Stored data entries
Begin

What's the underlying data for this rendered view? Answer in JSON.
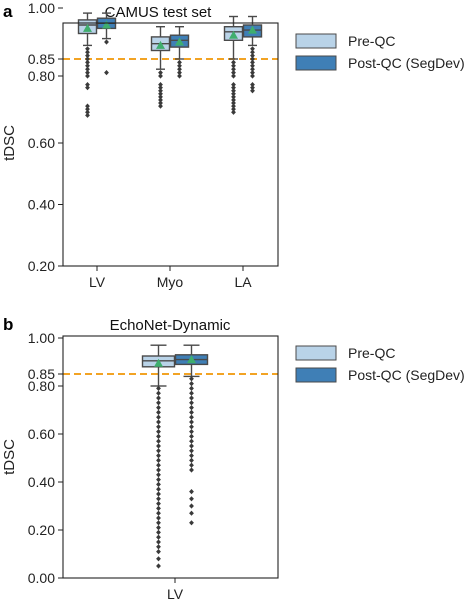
{
  "figure": {
    "panel_labels": [
      "a",
      "b"
    ]
  },
  "colors": {
    "pre_qc": "#b9d3e8",
    "post_qc": "#3f7fb6",
    "whisker": "#4a4a4a",
    "mean_marker": "#3fae6e",
    "threshold": "#f2a324"
  },
  "chart_data": [
    {
      "type": "box",
      "title": "CAMUS test set",
      "xlabel": "",
      "ylabel": "tDSC",
      "categories": [
        "LV",
        "Myo",
        "LA"
      ],
      "yticks": [
        0.2,
        0.4,
        0.6,
        0.8,
        0.85,
        1.0
      ],
      "ytick_labels": [
        "0.20",
        "0.40",
        "0.60",
        "0.80",
        "0.85",
        "1.00"
      ],
      "ylim": [
        0.2,
        1.0
      ],
      "threshold": 0.85,
      "legend_position": "right",
      "series": [
        {
          "name": "Pre-QC",
          "boxes": [
            {
              "whislo": 0.89,
              "q1": 0.925,
              "med": 0.95,
              "q3": 0.965,
              "whishi": 0.985,
              "mean": 0.94,
              "fliers": [
                0.88,
                0.87,
                0.86,
                0.85,
                0.84,
                0.83,
                0.82,
                0.81,
                0.8,
                0.79,
                0.78,
                0.72,
                0.71,
                0.7,
                0.69
              ]
            },
            {
              "whislo": 0.82,
              "q1": 0.875,
              "med": 0.895,
              "q3": 0.915,
              "whishi": 0.945,
              "mean": 0.89,
              "fliers": [
                0.81,
                0.8,
                0.79,
                0.78,
                0.77,
                0.76,
                0.75,
                0.74,
                0.73,
                0.72
              ]
            },
            {
              "whislo": 0.85,
              "q1": 0.905,
              "med": 0.93,
              "q3": 0.945,
              "whishi": 0.975,
              "mean": 0.92,
              "fliers": [
                0.84,
                0.83,
                0.82,
                0.81,
                0.8,
                0.79,
                0.78,
                0.77,
                0.76,
                0.75,
                0.74,
                0.73,
                0.72,
                0.71,
                0.7
              ]
            }
          ]
        },
        {
          "name": "Post-QC (SegDev)",
          "boxes": [
            {
              "whislo": 0.91,
              "q1": 0.94,
              "med": 0.955,
              "q3": 0.97,
              "whishi": 0.985,
              "mean": 0.95,
              "fliers": [
                0.9,
                0.81
              ]
            },
            {
              "whislo": 0.85,
              "q1": 0.885,
              "med": 0.905,
              "q3": 0.92,
              "whishi": 0.945,
              "mean": 0.9,
              "fliers": [
                0.84,
                0.83,
                0.82,
                0.81,
                0.8
              ]
            },
            {
              "whislo": 0.89,
              "q1": 0.915,
              "med": 0.935,
              "q3": 0.95,
              "whishi": 0.975,
              "mean": 0.935,
              "fliers": [
                0.88,
                0.87,
                0.86,
                0.85,
                0.84,
                0.83,
                0.82,
                0.81,
                0.8,
                0.79,
                0.78,
                0.77
              ]
            }
          ]
        }
      ]
    },
    {
      "type": "box",
      "title": "EchoNet-Dynamic",
      "xlabel": "",
      "ylabel": "tDSC",
      "categories": [
        "LV"
      ],
      "yticks": [
        0.0,
        0.2,
        0.4,
        0.6,
        0.8,
        0.85,
        1.0
      ],
      "ytick_labels": [
        "0.00",
        "0.20",
        "0.40",
        "0.60",
        "0.80",
        "0.85",
        "1.00"
      ],
      "ylim": [
        0.0,
        1.0
      ],
      "threshold": 0.85,
      "legend_position": "right",
      "series": [
        {
          "name": "Pre-QC",
          "boxes": [
            {
              "whislo": 0.8,
              "q1": 0.88,
              "med": 0.905,
              "q3": 0.925,
              "whishi": 0.97,
              "mean": 0.895,
              "fliers": [
                0.79,
                0.77,
                0.75,
                0.73,
                0.71,
                0.69,
                0.67,
                0.65,
                0.63,
                0.61,
                0.59,
                0.57,
                0.55,
                0.53,
                0.51,
                0.49,
                0.47,
                0.45,
                0.43,
                0.41,
                0.39,
                0.37,
                0.35,
                0.33,
                0.31,
                0.29,
                0.27,
                0.25,
                0.23,
                0.21,
                0.19,
                0.17,
                0.15,
                0.13,
                0.11,
                0.08,
                0.05
              ]
            }
          ]
        },
        {
          "name": "Post-QC (SegDev)",
          "boxes": [
            {
              "whislo": 0.84,
              "q1": 0.89,
              "med": 0.91,
              "q3": 0.93,
              "whishi": 0.97,
              "mean": 0.91,
              "fliers": [
                0.83,
                0.81,
                0.79,
                0.77,
                0.75,
                0.73,
                0.71,
                0.69,
                0.67,
                0.65,
                0.63,
                0.61,
                0.59,
                0.57,
                0.55,
                0.53,
                0.51,
                0.49,
                0.47,
                0.45,
                0.36,
                0.33,
                0.3,
                0.27,
                0.23
              ]
            }
          ]
        }
      ]
    }
  ]
}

End

→ Goal:
Give back each entry exactly as it appears, with no pictures.

→ Complete output:
What's the underlying data for this rendered view? Answer in JSON.
{
  "figure": {
    "panel_labels": [
      "a",
      "b"
    ]
  },
  "colors": {
    "pre_qc": "#b9d3e8",
    "post_qc": "#3f7fb6",
    "whisker": "#4a4a4a",
    "mean_marker": "#3fae6e",
    "threshold": "#f2a324"
  },
  "chart_data": [
    {
      "type": "box",
      "title": "CAMUS test set",
      "xlabel": "",
      "ylabel": "tDSC",
      "categories": [
        "LV",
        "Myo",
        "LA"
      ],
      "yticks": [
        0.2,
        0.4,
        0.6,
        0.8,
        0.85,
        1.0
      ],
      "ytick_labels": [
        "0.20",
        "0.40",
        "0.60",
        "0.80",
        "0.85",
        "1.00"
      ],
      "ylim": [
        0.2,
        1.0
      ],
      "threshold": 0.85,
      "legend_position": "right",
      "series": [
        {
          "name": "Pre-QC",
          "boxes": [
            {
              "whislo": 0.89,
              "q1": 0.925,
              "med": 0.95,
              "q3": 0.965,
              "whishi": 0.985,
              "mean": 0.94,
              "fliers": [
                0.88,
                0.87,
                0.86,
                0.85,
                0.84,
                0.83,
                0.82,
                0.81,
                0.8,
                0.79,
                0.78,
                0.72,
                0.71,
                0.7,
                0.69
              ]
            },
            {
              "whislo": 0.82,
              "q1": 0.875,
              "med": 0.895,
              "q3": 0.915,
              "whishi": 0.945,
              "mean": 0.89,
              "fliers": [
                0.81,
                0.8,
                0.79,
                0.78,
                0.77,
                0.76,
                0.75,
                0.74,
                0.73,
                0.72
              ]
            },
            {
              "whislo": 0.85,
              "q1": 0.905,
              "med": 0.93,
              "q3": 0.945,
              "whishi": 0.975,
              "mean": 0.92,
              "fliers": [
                0.84,
                0.83,
                0.82,
                0.81,
                0.8,
                0.79,
                0.78,
                0.77,
                0.76,
                0.75,
                0.74,
                0.73,
                0.72,
                0.71,
                0.7
              ]
            }
          ]
        },
        {
          "name": "Post-QC (SegDev)",
          "boxes": [
            {
              "whislo": 0.91,
              "q1": 0.94,
              "med": 0.955,
              "q3": 0.97,
              "whishi": 0.985,
              "mean": 0.95,
              "fliers": [
                0.9,
                0.81
              ]
            },
            {
              "whislo": 0.85,
              "q1": 0.885,
              "med": 0.905,
              "q3": 0.92,
              "whishi": 0.945,
              "mean": 0.9,
              "fliers": [
                0.84,
                0.83,
                0.82,
                0.81,
                0.8
              ]
            },
            {
              "whislo": 0.89,
              "q1": 0.915,
              "med": 0.935,
              "q3": 0.95,
              "whishi": 0.975,
              "mean": 0.935,
              "fliers": [
                0.88,
                0.87,
                0.86,
                0.85,
                0.84,
                0.83,
                0.82,
                0.81,
                0.8,
                0.79,
                0.78,
                0.77
              ]
            }
          ]
        }
      ]
    },
    {
      "type": "box",
      "title": "EchoNet-Dynamic",
      "xlabel": "",
      "ylabel": "tDSC",
      "categories": [
        "LV"
      ],
      "yticks": [
        0.0,
        0.2,
        0.4,
        0.6,
        0.8,
        0.85,
        1.0
      ],
      "ytick_labels": [
        "0.00",
        "0.20",
        "0.40",
        "0.60",
        "0.80",
        "0.85",
        "1.00"
      ],
      "ylim": [
        0.0,
        1.0
      ],
      "threshold": 0.85,
      "legend_position": "right",
      "series": [
        {
          "name": "Pre-QC",
          "boxes": [
            {
              "whislo": 0.8,
              "q1": 0.88,
              "med": 0.905,
              "q3": 0.925,
              "whishi": 0.97,
              "mean": 0.895,
              "fliers": [
                0.79,
                0.77,
                0.75,
                0.73,
                0.71,
                0.69,
                0.67,
                0.65,
                0.63,
                0.61,
                0.59,
                0.57,
                0.55,
                0.53,
                0.51,
                0.49,
                0.47,
                0.45,
                0.43,
                0.41,
                0.39,
                0.37,
                0.35,
                0.33,
                0.31,
                0.29,
                0.27,
                0.25,
                0.23,
                0.21,
                0.19,
                0.17,
                0.15,
                0.13,
                0.11,
                0.08,
                0.05
              ]
            }
          ]
        },
        {
          "name": "Post-QC (SegDev)",
          "boxes": [
            {
              "whislo": 0.84,
              "q1": 0.89,
              "med": 0.91,
              "q3": 0.93,
              "whishi": 0.97,
              "mean": 0.91,
              "fliers": [
                0.83,
                0.81,
                0.79,
                0.77,
                0.75,
                0.73,
                0.71,
                0.69,
                0.67,
                0.65,
                0.63,
                0.61,
                0.59,
                0.57,
                0.55,
                0.53,
                0.51,
                0.49,
                0.47,
                0.45,
                0.36,
                0.33,
                0.3,
                0.27,
                0.23
              ]
            }
          ]
        }
      ]
    }
  ]
}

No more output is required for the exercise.